EXERCISE OBJECTIVE: Copy all the data exactly, except the pictures.
[Start DATA FOR THIS TASK]
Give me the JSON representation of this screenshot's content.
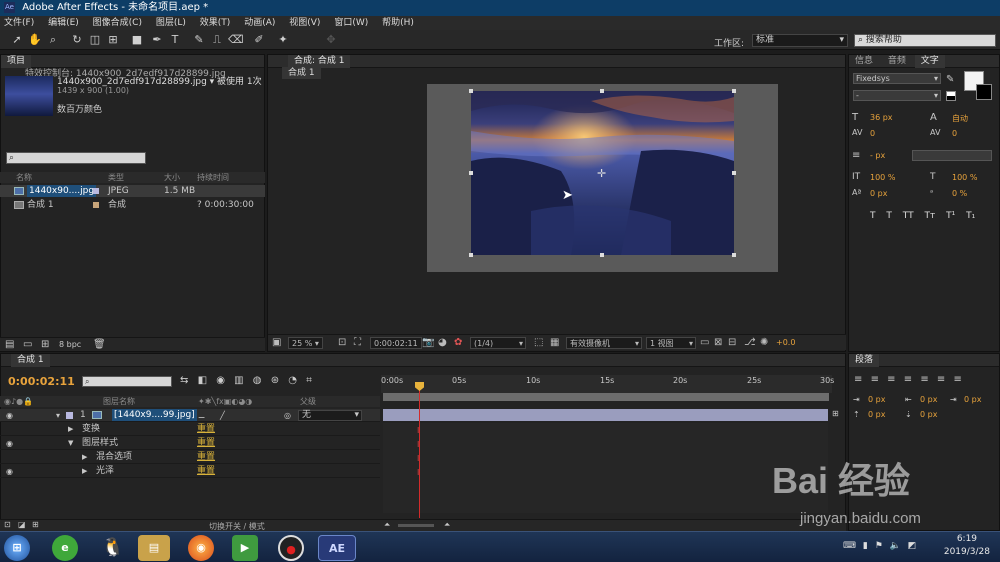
{
  "window": {
    "title": "Adobe After Effects - 未命名项目.aep *",
    "badge": "Ae"
  },
  "menu": [
    "文件(F)",
    "编辑(E)",
    "图像合成(C)",
    "图层(L)",
    "效果(T)",
    "动画(A)",
    "视图(V)",
    "窗口(W)",
    "帮助(H)"
  ],
  "toolbar": {
    "workspace_label": "工作区:",
    "workspace_value": "标准",
    "help_search_placeholder": "搜索帮助"
  },
  "project": {
    "tabs": [
      "项目",
      "特效控制台: 1440x900_2d7edf917d28899.jpg"
    ],
    "selected_name": "1440x900_2d7edf917d28899.jpg ▾ 被使用 1次",
    "selected_dims": "1439 x 900 (1.00)",
    "selected_color": "数百万颜色",
    "columns": [
      "名称",
      "类型",
      "大小",
      "持续时间"
    ],
    "rows": [
      {
        "name": "1440x90....jpg",
        "type": "JPEG",
        "size": "1.5 MB",
        "duration": ""
      },
      {
        "name": "合成 1",
        "type": "合成",
        "size": "",
        "duration": "? 0:00:30:00"
      }
    ],
    "bpc": "8 bpc"
  },
  "composition": {
    "tab": "合成: 合成 1",
    "subtab": "合成 1",
    "zoom": "25 %",
    "timecode": "0:00:02:11",
    "resolution": "(1/4)",
    "camera": "有效摄像机",
    "views": "1 视图",
    "exposure": "+0.0"
  },
  "character": {
    "tabs": [
      "信息",
      "音频",
      "文字"
    ],
    "font": "Fixedsys",
    "style": "-",
    "size": "36 px",
    "leading": "自动",
    "kerning": "0",
    "stroke_unit": "- px",
    "vscale": "100 %",
    "hscale": "100 %",
    "baseline": "0 px",
    "tsume": "0 %",
    "style_buttons": [
      "T",
      "T",
      "TT",
      "Tт",
      "T¹",
      "T₁"
    ]
  },
  "paragraph": {
    "tab": "段落",
    "fields": [
      "0 px",
      "0 px",
      "0 px",
      "0 px",
      "0 px"
    ]
  },
  "timeline": {
    "tab": "合成 1",
    "timecode": "0:00:02:11",
    "columns": [
      "图层名称",
      "父级"
    ],
    "ruler": [
      "0:00s",
      "05s",
      "10s",
      "15s",
      "20s",
      "25s",
      "30s"
    ],
    "layer": {
      "index": "1",
      "name": "[1440x9....99.jpg]",
      "parent": "无"
    },
    "props": [
      {
        "name": "变换",
        "value": "重置"
      },
      {
        "name": "图层样式",
        "value": "重置"
      },
      {
        "name": "混合选项",
        "value": "重置"
      },
      {
        "name": "光泽",
        "value": "重置"
      }
    ],
    "footer": "切换开关 / 模式",
    "cti_fraction": 0.08
  },
  "taskbar": {
    "time": "6:19",
    "date": "2019/3/28",
    "apps": [
      "start",
      "360",
      "qq",
      "explorer",
      "firefox",
      "camtasia",
      "record",
      "ae"
    ]
  },
  "watermark": {
    "brand": "Bai 经验",
    "url": "jingyan.baidu.com"
  }
}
[End DATA FOR THIS TASK]
ANSWER FOR THE TASK:
Give me the JSON representation of this screenshot's content.
{
  "window": {
    "title": "Adobe After Effects - 未命名项目.aep *",
    "badge": "Ae"
  },
  "menu": [
    "文件(F)",
    "编辑(E)",
    "图像合成(C)",
    "图层(L)",
    "效果(T)",
    "动画(A)",
    "视图(V)",
    "窗口(W)",
    "帮助(H)"
  ],
  "toolbar": {
    "workspace_label": "工作区:",
    "workspace_value": "标准",
    "help_search_placeholder": "搜索帮助"
  },
  "project": {
    "tabs": [
      "项目",
      "特效控制台: 1440x900_2d7edf917d28899.jpg"
    ],
    "selected_name": "1440x900_2d7edf917d28899.jpg ▾ 被使用 1次",
    "selected_dims": "1439 x 900 (1.00)",
    "selected_color": "数百万颜色",
    "columns": [
      "名称",
      "类型",
      "大小",
      "持续时间"
    ],
    "rows": [
      {
        "name": "1440x90....jpg",
        "type": "JPEG",
        "size": "1.5 MB",
        "duration": ""
      },
      {
        "name": "合成 1",
        "type": "合成",
        "size": "",
        "duration": "? 0:00:30:00"
      }
    ],
    "bpc": "8 bpc"
  },
  "composition": {
    "tab": "合成: 合成 1",
    "subtab": "合成 1",
    "zoom": "25 %",
    "timecode": "0:00:02:11",
    "resolution": "(1/4)",
    "camera": "有效摄像机",
    "views": "1 视图",
    "exposure": "+0.0"
  },
  "character": {
    "tabs": [
      "信息",
      "音频",
      "文字"
    ],
    "font": "Fixedsys",
    "style": "-",
    "size": "36 px",
    "leading": "自动",
    "kerning": "0",
    "stroke_unit": "- px",
    "vscale": "100 %",
    "hscale": "100 %",
    "baseline": "0 px",
    "tsume": "0 %",
    "style_buttons": [
      "T",
      "T",
      "TT",
      "Tт",
      "T¹",
      "T₁"
    ]
  },
  "paragraph": {
    "tab": "段落",
    "fields": [
      "0 px",
      "0 px",
      "0 px",
      "0 px",
      "0 px"
    ]
  },
  "timeline": {
    "tab": "合成 1",
    "timecode": "0:00:02:11",
    "columns": [
      "图层名称",
      "父级"
    ],
    "ruler": [
      "0:00s",
      "05s",
      "10s",
      "15s",
      "20s",
      "25s",
      "30s"
    ],
    "layer": {
      "index": "1",
      "name": "[1440x9....99.jpg]",
      "parent": "无"
    },
    "props": [
      {
        "name": "变换",
        "value": "重置"
      },
      {
        "name": "图层样式",
        "value": "重置"
      },
      {
        "name": "混合选项",
        "value": "重置"
      },
      {
        "name": "光泽",
        "value": "重置"
      }
    ],
    "footer": "切换开关 / 模式",
    "cti_fraction": 0.08
  },
  "taskbar": {
    "time": "6:19",
    "date": "2019/3/28",
    "apps": [
      "start",
      "360",
      "qq",
      "explorer",
      "firefox",
      "camtasia",
      "record",
      "ae"
    ]
  },
  "watermark": {
    "brand": "Bai 经验",
    "url": "jingyan.baidu.com"
  }
}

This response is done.